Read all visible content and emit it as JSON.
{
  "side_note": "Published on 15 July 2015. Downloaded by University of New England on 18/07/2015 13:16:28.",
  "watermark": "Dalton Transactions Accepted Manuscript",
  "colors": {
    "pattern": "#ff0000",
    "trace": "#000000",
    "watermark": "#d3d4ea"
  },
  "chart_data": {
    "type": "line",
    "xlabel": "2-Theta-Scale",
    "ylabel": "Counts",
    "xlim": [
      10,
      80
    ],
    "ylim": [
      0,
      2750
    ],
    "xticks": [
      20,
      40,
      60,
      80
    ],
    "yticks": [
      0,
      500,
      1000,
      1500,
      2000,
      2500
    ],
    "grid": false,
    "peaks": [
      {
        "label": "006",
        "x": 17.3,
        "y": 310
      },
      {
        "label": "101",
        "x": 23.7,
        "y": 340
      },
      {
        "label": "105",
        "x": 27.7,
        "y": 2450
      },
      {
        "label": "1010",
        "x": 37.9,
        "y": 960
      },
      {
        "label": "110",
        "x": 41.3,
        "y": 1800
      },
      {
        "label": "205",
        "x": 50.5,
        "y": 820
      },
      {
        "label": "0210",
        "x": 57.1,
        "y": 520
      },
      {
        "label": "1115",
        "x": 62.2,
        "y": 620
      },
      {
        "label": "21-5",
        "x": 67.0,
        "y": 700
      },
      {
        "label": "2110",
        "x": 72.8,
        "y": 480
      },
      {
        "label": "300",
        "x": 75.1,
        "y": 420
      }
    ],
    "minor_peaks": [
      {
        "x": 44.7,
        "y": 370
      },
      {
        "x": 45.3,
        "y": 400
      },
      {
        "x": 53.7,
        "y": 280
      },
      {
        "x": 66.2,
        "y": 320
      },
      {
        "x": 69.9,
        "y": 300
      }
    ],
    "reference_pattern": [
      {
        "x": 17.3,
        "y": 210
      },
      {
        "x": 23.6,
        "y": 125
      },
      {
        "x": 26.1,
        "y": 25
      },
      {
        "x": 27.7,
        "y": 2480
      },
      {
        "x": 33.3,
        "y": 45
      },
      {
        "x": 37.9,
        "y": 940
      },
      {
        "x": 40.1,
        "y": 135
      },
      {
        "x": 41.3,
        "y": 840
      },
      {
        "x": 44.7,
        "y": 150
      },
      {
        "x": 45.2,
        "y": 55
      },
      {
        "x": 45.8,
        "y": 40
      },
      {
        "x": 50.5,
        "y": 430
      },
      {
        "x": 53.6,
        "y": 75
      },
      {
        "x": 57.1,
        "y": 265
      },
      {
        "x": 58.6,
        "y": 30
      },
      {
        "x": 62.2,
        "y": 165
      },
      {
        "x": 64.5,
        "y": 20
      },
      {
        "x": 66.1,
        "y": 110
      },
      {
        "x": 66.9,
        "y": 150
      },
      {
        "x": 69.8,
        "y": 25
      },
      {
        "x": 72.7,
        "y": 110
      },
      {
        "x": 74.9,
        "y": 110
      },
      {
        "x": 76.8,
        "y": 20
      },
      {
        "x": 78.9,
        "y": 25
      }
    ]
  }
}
++++++++++
## THE PROBLEM
In the material above, find each line that contains the word "watermark", and select it.

## EXERCISE RESPONSE
  "watermark": "Dalton Transactions Accepted Manuscript",
    "watermark": "#d3d4ea"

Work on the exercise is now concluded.